Items listed in a dataset:
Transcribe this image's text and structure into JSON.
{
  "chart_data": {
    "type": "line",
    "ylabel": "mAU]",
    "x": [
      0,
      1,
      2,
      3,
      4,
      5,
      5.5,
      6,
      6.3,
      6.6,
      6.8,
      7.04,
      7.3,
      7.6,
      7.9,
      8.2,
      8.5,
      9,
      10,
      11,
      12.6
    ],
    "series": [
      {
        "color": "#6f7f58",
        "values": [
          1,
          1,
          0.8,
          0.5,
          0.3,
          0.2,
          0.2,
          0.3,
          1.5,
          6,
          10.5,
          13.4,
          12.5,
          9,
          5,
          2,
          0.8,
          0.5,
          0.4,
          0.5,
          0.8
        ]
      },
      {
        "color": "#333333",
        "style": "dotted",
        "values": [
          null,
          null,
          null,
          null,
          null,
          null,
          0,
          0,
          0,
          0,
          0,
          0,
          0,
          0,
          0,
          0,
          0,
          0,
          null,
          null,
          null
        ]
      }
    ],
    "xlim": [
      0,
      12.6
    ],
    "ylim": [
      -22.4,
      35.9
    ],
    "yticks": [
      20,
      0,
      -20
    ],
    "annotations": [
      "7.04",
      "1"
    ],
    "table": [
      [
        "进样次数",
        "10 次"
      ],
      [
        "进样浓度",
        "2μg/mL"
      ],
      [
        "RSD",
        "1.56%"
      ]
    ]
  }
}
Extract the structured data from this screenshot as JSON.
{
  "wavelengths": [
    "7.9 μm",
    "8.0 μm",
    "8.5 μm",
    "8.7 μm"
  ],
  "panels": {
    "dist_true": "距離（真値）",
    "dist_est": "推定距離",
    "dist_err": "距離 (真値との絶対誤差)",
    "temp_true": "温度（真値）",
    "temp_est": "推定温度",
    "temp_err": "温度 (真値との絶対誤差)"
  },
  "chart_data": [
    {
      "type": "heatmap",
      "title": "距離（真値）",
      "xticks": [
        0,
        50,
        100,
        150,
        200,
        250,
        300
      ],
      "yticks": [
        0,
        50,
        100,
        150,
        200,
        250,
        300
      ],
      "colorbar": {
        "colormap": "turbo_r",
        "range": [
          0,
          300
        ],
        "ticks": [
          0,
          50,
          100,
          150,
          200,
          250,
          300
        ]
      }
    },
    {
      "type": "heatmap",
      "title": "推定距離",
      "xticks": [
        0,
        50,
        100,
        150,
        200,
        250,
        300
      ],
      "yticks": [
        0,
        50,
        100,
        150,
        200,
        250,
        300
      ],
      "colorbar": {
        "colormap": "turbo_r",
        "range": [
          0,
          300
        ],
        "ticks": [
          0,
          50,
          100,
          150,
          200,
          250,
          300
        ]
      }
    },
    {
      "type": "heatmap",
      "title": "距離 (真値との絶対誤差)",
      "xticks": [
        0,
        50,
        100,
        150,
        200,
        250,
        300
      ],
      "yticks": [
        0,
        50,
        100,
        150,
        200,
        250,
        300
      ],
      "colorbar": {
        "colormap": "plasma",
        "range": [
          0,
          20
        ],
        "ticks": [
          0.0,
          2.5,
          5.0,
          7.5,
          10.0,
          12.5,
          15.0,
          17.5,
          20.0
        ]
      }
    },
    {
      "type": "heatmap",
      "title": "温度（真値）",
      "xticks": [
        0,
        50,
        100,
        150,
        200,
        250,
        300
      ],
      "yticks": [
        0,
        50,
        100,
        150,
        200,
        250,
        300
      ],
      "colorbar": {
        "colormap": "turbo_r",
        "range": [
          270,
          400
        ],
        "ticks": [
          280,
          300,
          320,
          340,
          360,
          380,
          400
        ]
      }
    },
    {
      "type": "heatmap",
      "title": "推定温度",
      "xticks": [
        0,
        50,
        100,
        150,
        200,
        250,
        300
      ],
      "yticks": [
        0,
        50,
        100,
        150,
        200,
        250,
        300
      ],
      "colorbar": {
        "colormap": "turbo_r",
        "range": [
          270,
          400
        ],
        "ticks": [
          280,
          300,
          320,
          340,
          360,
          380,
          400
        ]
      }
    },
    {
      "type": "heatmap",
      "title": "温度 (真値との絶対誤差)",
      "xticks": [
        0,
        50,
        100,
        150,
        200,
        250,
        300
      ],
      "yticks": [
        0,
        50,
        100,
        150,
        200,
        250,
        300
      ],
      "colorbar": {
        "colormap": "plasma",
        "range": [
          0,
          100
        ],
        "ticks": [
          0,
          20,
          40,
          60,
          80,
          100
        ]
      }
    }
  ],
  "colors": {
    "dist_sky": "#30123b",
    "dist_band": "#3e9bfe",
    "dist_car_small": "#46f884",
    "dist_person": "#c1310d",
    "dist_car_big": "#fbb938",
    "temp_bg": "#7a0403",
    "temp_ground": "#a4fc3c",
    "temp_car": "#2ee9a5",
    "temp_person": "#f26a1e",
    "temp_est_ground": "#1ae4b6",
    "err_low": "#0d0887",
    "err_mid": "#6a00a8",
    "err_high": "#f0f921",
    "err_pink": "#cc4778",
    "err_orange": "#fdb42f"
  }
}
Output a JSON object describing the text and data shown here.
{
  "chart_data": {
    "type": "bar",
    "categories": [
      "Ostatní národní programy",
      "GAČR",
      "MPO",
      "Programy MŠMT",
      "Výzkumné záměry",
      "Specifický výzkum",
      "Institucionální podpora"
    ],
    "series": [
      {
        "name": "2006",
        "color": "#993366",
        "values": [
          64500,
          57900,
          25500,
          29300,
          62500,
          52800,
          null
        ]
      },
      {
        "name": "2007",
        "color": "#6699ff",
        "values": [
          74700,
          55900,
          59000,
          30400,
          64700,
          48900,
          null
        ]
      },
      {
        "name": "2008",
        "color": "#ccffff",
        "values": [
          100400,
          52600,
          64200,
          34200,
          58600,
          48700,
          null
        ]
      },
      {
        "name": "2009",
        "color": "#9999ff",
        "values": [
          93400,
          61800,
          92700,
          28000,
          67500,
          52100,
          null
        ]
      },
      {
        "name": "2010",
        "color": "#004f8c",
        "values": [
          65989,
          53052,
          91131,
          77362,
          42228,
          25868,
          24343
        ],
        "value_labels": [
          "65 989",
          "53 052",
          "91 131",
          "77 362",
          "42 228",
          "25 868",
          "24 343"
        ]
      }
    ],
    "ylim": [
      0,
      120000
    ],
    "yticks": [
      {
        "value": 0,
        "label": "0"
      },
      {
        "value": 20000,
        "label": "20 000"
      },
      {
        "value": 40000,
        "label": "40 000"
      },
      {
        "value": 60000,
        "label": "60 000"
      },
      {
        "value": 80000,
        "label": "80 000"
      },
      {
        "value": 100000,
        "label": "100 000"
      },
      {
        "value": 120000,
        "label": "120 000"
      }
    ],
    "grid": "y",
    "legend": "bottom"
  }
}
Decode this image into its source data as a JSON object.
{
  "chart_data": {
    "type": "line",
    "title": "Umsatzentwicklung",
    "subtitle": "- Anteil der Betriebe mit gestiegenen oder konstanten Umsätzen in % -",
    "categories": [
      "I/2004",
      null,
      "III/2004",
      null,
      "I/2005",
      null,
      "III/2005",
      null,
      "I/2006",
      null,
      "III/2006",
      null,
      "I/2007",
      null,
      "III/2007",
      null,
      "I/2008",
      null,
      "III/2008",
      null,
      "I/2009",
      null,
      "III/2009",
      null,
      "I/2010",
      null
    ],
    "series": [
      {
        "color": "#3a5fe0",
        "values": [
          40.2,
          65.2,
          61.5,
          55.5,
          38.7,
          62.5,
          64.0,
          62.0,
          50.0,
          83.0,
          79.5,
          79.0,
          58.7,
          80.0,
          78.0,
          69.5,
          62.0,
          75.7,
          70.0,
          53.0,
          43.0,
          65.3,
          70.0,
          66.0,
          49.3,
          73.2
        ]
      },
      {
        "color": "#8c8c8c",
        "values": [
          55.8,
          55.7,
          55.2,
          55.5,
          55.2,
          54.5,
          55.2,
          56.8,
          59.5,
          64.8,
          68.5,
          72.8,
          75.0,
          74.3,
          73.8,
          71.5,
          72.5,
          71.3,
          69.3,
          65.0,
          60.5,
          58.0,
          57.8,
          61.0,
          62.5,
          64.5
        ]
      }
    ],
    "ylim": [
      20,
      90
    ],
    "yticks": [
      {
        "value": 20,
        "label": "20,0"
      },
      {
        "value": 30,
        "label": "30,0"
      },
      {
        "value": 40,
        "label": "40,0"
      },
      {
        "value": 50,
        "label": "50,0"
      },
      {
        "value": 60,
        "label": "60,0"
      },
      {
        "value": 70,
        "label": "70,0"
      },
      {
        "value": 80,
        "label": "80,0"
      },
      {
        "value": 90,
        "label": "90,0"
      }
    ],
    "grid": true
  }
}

◆ Task directions ◆
Of the lines in the entries, how many include the word "name"? State only the number.

◆ Result of the exercise ◆
5